[WRITTEN REQUEST]:
All of the data below should be written out exactly.

Dataset items:
--- BEGIN ---

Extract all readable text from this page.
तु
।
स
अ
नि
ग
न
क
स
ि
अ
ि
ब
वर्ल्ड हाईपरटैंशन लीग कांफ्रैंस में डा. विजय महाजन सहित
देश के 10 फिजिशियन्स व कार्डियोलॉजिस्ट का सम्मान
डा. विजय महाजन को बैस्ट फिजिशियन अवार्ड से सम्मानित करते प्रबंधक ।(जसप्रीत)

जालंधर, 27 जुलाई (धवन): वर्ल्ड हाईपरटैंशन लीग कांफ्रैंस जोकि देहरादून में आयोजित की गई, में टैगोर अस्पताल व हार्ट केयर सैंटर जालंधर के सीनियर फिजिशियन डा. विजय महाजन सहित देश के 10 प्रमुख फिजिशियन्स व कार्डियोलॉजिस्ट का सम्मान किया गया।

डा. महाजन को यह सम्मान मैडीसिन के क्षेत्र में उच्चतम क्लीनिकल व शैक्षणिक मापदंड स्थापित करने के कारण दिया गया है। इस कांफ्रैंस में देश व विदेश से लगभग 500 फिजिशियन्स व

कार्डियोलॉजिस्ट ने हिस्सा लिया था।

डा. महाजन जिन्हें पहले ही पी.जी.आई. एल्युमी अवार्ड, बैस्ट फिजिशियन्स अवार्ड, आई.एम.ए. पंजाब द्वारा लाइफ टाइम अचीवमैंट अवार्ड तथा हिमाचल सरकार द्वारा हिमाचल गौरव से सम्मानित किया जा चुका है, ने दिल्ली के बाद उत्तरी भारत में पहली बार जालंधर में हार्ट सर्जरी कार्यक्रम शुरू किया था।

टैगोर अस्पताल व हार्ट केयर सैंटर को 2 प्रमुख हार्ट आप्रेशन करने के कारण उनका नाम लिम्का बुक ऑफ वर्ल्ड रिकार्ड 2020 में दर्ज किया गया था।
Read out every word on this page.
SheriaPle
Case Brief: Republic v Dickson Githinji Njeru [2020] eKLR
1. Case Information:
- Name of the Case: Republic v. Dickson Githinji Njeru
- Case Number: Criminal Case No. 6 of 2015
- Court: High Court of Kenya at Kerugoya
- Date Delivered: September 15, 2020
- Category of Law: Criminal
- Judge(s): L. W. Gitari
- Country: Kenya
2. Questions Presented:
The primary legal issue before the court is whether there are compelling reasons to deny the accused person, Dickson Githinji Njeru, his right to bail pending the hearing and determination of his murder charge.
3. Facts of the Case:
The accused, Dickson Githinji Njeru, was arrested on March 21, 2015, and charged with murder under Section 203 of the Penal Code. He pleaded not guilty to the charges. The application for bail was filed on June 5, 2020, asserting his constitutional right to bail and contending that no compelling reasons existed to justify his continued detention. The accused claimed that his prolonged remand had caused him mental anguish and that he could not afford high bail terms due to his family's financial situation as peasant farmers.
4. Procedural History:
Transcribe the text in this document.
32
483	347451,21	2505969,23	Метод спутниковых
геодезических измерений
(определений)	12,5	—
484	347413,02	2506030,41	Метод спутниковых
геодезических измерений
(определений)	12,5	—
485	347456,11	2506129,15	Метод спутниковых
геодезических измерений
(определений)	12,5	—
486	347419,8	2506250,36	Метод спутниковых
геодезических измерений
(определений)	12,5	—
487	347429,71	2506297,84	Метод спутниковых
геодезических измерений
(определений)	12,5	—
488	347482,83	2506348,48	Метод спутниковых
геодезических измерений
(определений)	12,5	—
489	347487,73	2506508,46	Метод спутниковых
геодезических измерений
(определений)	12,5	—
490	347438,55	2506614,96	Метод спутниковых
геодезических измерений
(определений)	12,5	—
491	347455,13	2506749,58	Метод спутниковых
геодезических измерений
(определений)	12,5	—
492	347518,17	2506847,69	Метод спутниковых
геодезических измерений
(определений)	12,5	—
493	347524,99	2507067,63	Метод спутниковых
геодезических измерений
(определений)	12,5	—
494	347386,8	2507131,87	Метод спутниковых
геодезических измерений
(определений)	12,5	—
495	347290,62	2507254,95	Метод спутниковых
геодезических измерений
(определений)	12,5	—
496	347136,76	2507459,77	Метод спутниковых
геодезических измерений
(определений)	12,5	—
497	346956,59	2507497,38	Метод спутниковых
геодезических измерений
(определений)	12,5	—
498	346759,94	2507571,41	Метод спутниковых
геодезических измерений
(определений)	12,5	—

--- END ---

[SOLUTION FOR THIS EXERCISE]:
Extract all readable text from this page.
तु
।
स
अ
नि
ग
न
क
स
ि
अ
ि
ब
वर्ल्ड हाईपरटैंशन लीग कांफ्रैंस में डा. विजय महाजन सहित
देश के 10 फिजिशियन्स व कार्डियोलॉजिस्ट का सम्मान
डा. विजय महाजन को बैस्ट फिजिशियन अवार्ड से सम्मानित करते प्रबंधक ।(जसप्रीत)

जालंधर, 27 जुलाई (धवन): वर्ल्ड हाईपरटैंशन लीग कांफ्रैंस जोकि देहरादून में आयोजित की गई, में टैगोर अस्पताल व हार्ट केयर सैंटर जालंधर के सीनियर फिजिशियन डा. विजय महाजन सहित देश के 10 प्रमुख फिजिशियन्स व कार्डियोलॉजिस्ट का सम्मान किया गया।

डा. महाजन को यह सम्मान मैडीसिन के क्षेत्र में उच्चतम क्लीनिकल व शैक्षणिक मापदंड स्थापित करने के कारण दिया गया है। इस कांफ्रैंस में देश व विदेश से लगभग 500 फिजिशियन्स व

कार्डियोलॉजिस्ट ने हिस्सा लिया था।

डा. महाजन जिन्हें पहले ही पी.जी.आई. एल्युमी अवार्ड, बैस्ट फिजिशियन्स अवार्ड, आई.एम.ए. पंजाब द्वारा लाइफ टाइम अचीवमैंट अवार्ड तथा हिमाचल सरकार द्वारा हिमाचल गौरव से सम्मानित किया जा चुका है, ने दिल्ली के बाद उत्तरी भारत में पहली बार जालंधर में हार्ट सर्जरी कार्यक्रम शुरू किया था।

टैगोर अस्पताल व हार्ट केयर सैंटर को 2 प्रमुख हार्ट आप्रेशन करने के कारण उनका नाम लिम्का बुक ऑफ वर्ल्ड रिकार्ड 2020 में दर्ज किया गया था।
Read out every word on this page.
SheriaPle
Case Brief: Republic v Dickson Githinji Njeru [2020] eKLR
1. Case Information:
- Name of the Case: Republic v. Dickson Githinji Njeru
- Case Number: Criminal Case No. 6 of 2015
- Court: High Court of Kenya at Kerugoya
- Date Delivered: September 15, 2020
- Category of Law: Criminal
- Judge(s): L. W. Gitari
- Country: Kenya
2. Questions Presented:
The primary legal issue before the court is whether there are compelling reasons to deny the accused person, Dickson Githinji Njeru, his right to bail pending the hearing and determination of his murder charge.
3. Facts of the Case:
The accused, Dickson Githinji Njeru, was arrested on March 21, 2015, and charged with murder under Section 203 of the Penal Code. He pleaded not guilty to the charges. The application for bail was filed on June 5, 2020, asserting his constitutional right to bail and contending that no compelling reasons existed to justify his continued detention. The accused claimed that his prolonged remand had caused him mental anguish and that he could not afford high bail terms due to his family's financial situation as peasant farmers.
4. Procedural History:
Transcribe the text in this document.
32
483	347451,21	2505969,23	Метод спутниковых
геодезических измерений
(определений)	12,5	—
484	347413,02	2506030,41	Метод спутниковых
геодезических измерений
(определений)	12,5	—
485	347456,11	2506129,15	Метод спутниковых
геодезических измерений
(определений)	12,5	—
486	347419,8	2506250,36	Метод спутниковых
геодезических измерений
(определений)	12,5	—
487	347429,71	2506297,84	Метод спутниковых
геодезических измерений
(определений)	12,5	—
488	347482,83	2506348,48	Метод спутниковых
геодезических измерений
(определений)	12,5	—
489	347487,73	2506508,46	Метод спутниковых
геодезических измерений
(определений)	12,5	—
490	347438,55	2506614,96	Метод спутниковых
геодезических измерений
(определений)	12,5	—
491	347455,13	2506749,58	Метод спутниковых
геодезических измерений
(определений)	12,5	—
492	347518,17	2506847,69	Метод спутниковых
геодезических измерений
(определений)	12,5	—
493	347524,99	2507067,63	Метод спутниковых
геодезических измерений
(определений)	12,5	—
494	347386,8	2507131,87	Метод спутниковых
геодезических измерений
(определений)	12,5	—
495	347290,62	2507254,95	Метод спутниковых
геодезических измерений
(определений)	12,5	—
496	347136,76	2507459,77	Метод спутниковых
геодезических измерений
(определений)	12,5	—
497	346956,59	2507497,38	Метод спутниковых
геодезических измерений
(определений)	12,5	—
498	346759,94	2507571,41	Метод спутниковых
геодезических измерений
(определений)	12,5	—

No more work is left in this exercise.